>> start SUPPLIED MATERIAL

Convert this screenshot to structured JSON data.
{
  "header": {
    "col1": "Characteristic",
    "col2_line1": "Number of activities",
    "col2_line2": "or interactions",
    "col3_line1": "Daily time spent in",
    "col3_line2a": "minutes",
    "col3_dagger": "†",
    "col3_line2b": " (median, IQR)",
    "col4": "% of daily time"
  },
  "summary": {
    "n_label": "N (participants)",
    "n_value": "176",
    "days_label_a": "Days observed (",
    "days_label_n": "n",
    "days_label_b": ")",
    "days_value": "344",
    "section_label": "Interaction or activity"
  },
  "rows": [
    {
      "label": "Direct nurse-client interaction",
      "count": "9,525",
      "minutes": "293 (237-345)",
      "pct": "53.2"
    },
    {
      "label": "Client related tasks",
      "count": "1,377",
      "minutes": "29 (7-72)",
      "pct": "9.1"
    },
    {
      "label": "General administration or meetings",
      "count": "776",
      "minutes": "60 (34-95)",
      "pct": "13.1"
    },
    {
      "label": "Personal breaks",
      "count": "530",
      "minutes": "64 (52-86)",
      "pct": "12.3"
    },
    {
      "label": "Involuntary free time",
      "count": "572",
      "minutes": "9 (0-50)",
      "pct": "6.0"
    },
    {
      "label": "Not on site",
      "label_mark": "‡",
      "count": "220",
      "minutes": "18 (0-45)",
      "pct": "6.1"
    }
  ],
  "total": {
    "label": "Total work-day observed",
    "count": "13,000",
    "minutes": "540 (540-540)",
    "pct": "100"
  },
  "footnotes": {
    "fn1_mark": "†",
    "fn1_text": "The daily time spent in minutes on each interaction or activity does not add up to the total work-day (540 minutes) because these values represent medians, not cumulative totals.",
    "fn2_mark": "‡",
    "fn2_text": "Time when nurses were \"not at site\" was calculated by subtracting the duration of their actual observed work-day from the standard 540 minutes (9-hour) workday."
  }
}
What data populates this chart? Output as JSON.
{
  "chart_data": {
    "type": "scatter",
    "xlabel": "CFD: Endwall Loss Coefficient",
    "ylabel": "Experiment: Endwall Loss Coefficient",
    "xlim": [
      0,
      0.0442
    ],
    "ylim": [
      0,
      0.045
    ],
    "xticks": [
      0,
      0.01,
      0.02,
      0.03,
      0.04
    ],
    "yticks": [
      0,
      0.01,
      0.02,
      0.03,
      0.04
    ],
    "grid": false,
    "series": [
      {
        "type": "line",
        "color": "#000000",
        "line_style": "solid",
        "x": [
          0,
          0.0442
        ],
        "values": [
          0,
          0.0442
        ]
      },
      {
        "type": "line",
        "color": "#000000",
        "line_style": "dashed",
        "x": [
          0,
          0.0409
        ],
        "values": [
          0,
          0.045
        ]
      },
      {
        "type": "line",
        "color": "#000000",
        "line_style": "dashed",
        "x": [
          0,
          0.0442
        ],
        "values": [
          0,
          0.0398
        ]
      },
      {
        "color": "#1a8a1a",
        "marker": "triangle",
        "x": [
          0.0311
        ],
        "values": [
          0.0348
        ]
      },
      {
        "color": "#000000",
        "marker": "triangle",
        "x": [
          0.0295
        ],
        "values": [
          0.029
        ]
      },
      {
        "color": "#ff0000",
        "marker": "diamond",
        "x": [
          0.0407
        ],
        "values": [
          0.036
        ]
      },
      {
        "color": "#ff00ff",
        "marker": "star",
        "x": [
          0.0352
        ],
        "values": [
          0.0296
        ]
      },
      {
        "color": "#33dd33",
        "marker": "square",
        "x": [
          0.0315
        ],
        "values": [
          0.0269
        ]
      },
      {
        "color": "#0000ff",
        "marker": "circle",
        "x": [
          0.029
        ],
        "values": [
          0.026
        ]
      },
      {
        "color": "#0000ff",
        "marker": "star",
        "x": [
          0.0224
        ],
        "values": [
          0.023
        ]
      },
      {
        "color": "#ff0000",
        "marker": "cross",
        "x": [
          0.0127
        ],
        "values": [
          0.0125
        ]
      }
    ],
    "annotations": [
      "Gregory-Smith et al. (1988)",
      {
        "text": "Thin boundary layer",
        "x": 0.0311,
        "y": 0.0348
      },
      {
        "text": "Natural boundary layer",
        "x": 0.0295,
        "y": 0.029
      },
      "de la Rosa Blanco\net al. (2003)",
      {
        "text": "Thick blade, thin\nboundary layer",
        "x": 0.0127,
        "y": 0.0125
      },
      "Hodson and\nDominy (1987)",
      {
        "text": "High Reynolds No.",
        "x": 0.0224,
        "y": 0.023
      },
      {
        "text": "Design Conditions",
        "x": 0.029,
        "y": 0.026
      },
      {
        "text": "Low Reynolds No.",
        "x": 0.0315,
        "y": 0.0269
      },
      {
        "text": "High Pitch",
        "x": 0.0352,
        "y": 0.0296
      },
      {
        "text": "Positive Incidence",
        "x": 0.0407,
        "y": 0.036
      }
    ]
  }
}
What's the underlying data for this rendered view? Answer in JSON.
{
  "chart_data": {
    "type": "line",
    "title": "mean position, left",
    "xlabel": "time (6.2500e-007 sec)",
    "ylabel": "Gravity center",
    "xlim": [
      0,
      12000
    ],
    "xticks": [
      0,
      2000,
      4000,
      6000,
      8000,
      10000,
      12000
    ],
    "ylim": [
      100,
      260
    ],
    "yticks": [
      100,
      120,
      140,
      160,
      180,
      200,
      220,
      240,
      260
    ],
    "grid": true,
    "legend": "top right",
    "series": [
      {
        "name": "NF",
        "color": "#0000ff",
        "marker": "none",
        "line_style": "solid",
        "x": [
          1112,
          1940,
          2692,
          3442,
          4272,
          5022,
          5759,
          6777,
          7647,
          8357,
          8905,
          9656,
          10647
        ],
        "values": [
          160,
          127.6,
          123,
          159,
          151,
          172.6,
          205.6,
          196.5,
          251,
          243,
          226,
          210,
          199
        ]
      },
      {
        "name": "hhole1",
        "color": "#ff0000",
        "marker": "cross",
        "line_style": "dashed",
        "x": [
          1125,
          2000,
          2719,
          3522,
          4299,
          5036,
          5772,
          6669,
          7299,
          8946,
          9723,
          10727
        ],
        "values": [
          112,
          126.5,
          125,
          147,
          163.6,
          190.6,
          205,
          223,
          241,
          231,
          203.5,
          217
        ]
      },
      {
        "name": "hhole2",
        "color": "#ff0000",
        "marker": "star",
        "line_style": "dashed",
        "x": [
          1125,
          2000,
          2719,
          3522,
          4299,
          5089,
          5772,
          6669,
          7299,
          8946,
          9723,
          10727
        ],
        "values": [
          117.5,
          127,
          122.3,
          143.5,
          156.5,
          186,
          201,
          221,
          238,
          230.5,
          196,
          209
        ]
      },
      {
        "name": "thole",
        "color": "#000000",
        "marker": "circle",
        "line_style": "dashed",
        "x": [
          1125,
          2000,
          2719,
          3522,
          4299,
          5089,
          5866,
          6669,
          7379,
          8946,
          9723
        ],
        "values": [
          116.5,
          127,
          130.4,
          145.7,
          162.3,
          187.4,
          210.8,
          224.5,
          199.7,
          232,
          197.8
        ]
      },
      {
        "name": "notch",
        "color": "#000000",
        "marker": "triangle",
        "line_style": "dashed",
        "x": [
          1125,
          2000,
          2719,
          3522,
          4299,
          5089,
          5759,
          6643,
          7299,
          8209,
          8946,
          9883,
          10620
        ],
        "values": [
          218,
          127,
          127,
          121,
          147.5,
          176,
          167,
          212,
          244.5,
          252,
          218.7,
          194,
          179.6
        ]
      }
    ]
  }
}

>> end SUPPLIED MATERIAL

Write out all the data again, exactly as it appears.

__FULL RESPONSE__:
Convert this screenshot to structured JSON data.
{
  "header": {
    "col1": "Characteristic",
    "col2_line1": "Number of activities",
    "col2_line2": "or interactions",
    "col3_line1": "Daily time spent in",
    "col3_line2a": "minutes",
    "col3_dagger": "†",
    "col3_line2b": " (median, IQR)",
    "col4": "% of daily time"
  },
  "summary": {
    "n_label": "N (participants)",
    "n_value": "176",
    "days_label_a": "Days observed (",
    "days_label_n": "n",
    "days_label_b": ")",
    "days_value": "344",
    "section_label": "Interaction or activity"
  },
  "rows": [
    {
      "label": "Direct nurse-client interaction",
      "count": "9,525",
      "minutes": "293 (237-345)",
      "pct": "53.2"
    },
    {
      "label": "Client related tasks",
      "count": "1,377",
      "minutes": "29 (7-72)",
      "pct": "9.1"
    },
    {
      "label": "General administration or meetings",
      "count": "776",
      "minutes": "60 (34-95)",
      "pct": "13.1"
    },
    {
      "label": "Personal breaks",
      "count": "530",
      "minutes": "64 (52-86)",
      "pct": "12.3"
    },
    {
      "label": "Involuntary free time",
      "count": "572",
      "minutes": "9 (0-50)",
      "pct": "6.0"
    },
    {
      "label": "Not on site",
      "label_mark": "‡",
      "count": "220",
      "minutes": "18 (0-45)",
      "pct": "6.1"
    }
  ],
  "total": {
    "label": "Total work-day observed",
    "count": "13,000",
    "minutes": "540 (540-540)",
    "pct": "100"
  },
  "footnotes": {
    "fn1_mark": "†",
    "fn1_text": "The daily time spent in minutes on each interaction or activity does not add up to the total work-day (540 minutes) because these values represent medians, not cumulative totals.",
    "fn2_mark": "‡",
    "fn2_text": "Time when nurses were \"not at site\" was calculated by subtracting the duration of their actual observed work-day from the standard 540 minutes (9-hour) workday."
  }
}
What data populates this chart? Output as JSON.
{
  "chart_data": {
    "type": "scatter",
    "xlabel": "CFD: Endwall Loss Coefficient",
    "ylabel": "Experiment: Endwall Loss Coefficient",
    "xlim": [
      0,
      0.0442
    ],
    "ylim": [
      0,
      0.045
    ],
    "xticks": [
      0,
      0.01,
      0.02,
      0.03,
      0.04
    ],
    "yticks": [
      0,
      0.01,
      0.02,
      0.03,
      0.04
    ],
    "grid": false,
    "series": [
      {
        "type": "line",
        "color": "#000000",
        "line_style": "solid",
        "x": [
          0,
          0.0442
        ],
        "values": [
          0,
          0.0442
        ]
      },
      {
        "type": "line",
        "color": "#000000",
        "line_style": "dashed",
        "x": [
          0,
          0.0409
        ],
        "values": [
          0,
          0.045
        ]
      },
      {
        "type": "line",
        "color": "#000000",
        "line_style": "dashed",
        "x": [
          0,
          0.0442
        ],
        "values": [
          0,
          0.0398
        ]
      },
      {
        "color": "#1a8a1a",
        "marker": "triangle",
        "x": [
          0.0311
        ],
        "values": [
          0.0348
        ]
      },
      {
        "color": "#000000",
        "marker": "triangle",
        "x": [
          0.0295
        ],
        "values": [
          0.029
        ]
      },
      {
        "color": "#ff0000",
        "marker": "diamond",
        "x": [
          0.0407
        ],
        "values": [
          0.036
        ]
      },
      {
        "color": "#ff00ff",
        "marker": "star",
        "x": [
          0.0352
        ],
        "values": [
          0.0296
        ]
      },
      {
        "color": "#33dd33",
        "marker": "square",
        "x": [
          0.0315
        ],
        "values": [
          0.0269
        ]
      },
      {
        "color": "#0000ff",
        "marker": "circle",
        "x": [
          0.029
        ],
        "values": [
          0.026
        ]
      },
      {
        "color": "#0000ff",
        "marker": "star",
        "x": [
          0.0224
        ],
        "values": [
          0.023
        ]
      },
      {
        "color": "#ff0000",
        "marker": "cross",
        "x": [
          0.0127
        ],
        "values": [
          0.0125
        ]
      }
    ],
    "annotations": [
      "Gregory-Smith et al. (1988)",
      {
        "text": "Thin boundary layer",
        "x": 0.0311,
        "y": 0.0348
      },
      {
        "text": "Natural boundary layer",
        "x": 0.0295,
        "y": 0.029
      },
      "de la Rosa Blanco\net al. (2003)",
      {
        "text": "Thick blade, thin\nboundary layer",
        "x": 0.0127,
        "y": 0.0125
      },
      "Hodson and\nDominy (1987)",
      {
        "text": "High Reynolds No.",
        "x": 0.0224,
        "y": 0.023
      },
      {
        "text": "Design Conditions",
        "x": 0.029,
        "y": 0.026
      },
      {
        "text": "Low Reynolds No.",
        "x": 0.0315,
        "y": 0.0269
      },
      {
        "text": "High Pitch",
        "x": 0.0352,
        "y": 0.0296
      },
      {
        "text": "Positive Incidence",
        "x": 0.0407,
        "y": 0.036
      }
    ]
  }
}
What's the underlying data for this rendered view? Answer in JSON.
{
  "chart_data": {
    "type": "line",
    "title": "mean position, left",
    "xlabel": "time (6.2500e-007 sec)",
    "ylabel": "Gravity center",
    "xlim": [
      0,
      12000
    ],
    "xticks": [
      0,
      2000,
      4000,
      6000,
      8000,
      10000,
      12000
    ],
    "ylim": [
      100,
      260
    ],
    "yticks": [
      100,
      120,
      140,
      160,
      180,
      200,
      220,
      240,
      260
    ],
    "grid": true,
    "legend": "top right",
    "series": [
      {
        "name": "NF",
        "color": "#0000ff",
        "marker": "none",
        "line_style": "solid",
        "x": [
          1112,
          1940,
          2692,
          3442,
          4272,
          5022,
          5759,
          6777,
          7647,
          8357,
          8905,
          9656,
          10647
        ],
        "values": [
          160,
          127.6,
          123,
          159,
          151,
          172.6,
          205.6,
          196.5,
          251,
          243,
          226,
          210,
          199
        ]
      },
      {
        "name": "hhole1",
        "color": "#ff0000",
        "marker": "cross",
        "line_style": "dashed",
        "x": [
          1125,
          2000,
          2719,
          3522,
          4299,
          5036,
          5772,
          6669,
          7299,
          8946,
          9723,
          10727
        ],
        "values": [
          112,
          126.5,
          125,
          147,
          163.6,
          190.6,
          205,
          223,
          241,
          231,
          203.5,
          217
        ]
      },
      {
        "name": "hhole2",
        "color": "#ff0000",
        "marker": "star",
        "line_style": "dashed",
        "x": [
          1125,
          2000,
          2719,
          3522,
          4299,
          5089,
          5772,
          6669,
          7299,
          8946,
          9723,
          10727
        ],
        "values": [
          117.5,
          127,
          122.3,
          143.5,
          156.5,
          186,
          201,
          221,
          238,
          230.5,
          196,
          209
        ]
      },
      {
        "name": "thole",
        "color": "#000000",
        "marker": "circle",
        "line_style": "dashed",
        "x": [
          1125,
          2000,
          2719,
          3522,
          4299,
          5089,
          5866,
          6669,
          7379,
          8946,
          9723
        ],
        "values": [
          116.5,
          127,
          130.4,
          145.7,
          162.3,
          187.4,
          210.8,
          224.5,
          199.7,
          232,
          197.8
        ]
      },
      {
        "name": "notch",
        "color": "#000000",
        "marker": "triangle",
        "line_style": "dashed",
        "x": [
          1125,
          2000,
          2719,
          3522,
          4299,
          5089,
          5759,
          6643,
          7299,
          8209,
          8946,
          9883,
          10620
        ],
        "values": [
          218,
          127,
          127,
          121,
          147.5,
          176,
          167,
          212,
          244.5,
          252,
          218.7,
          194,
          179.6
        ]
      }
    ]
  }
}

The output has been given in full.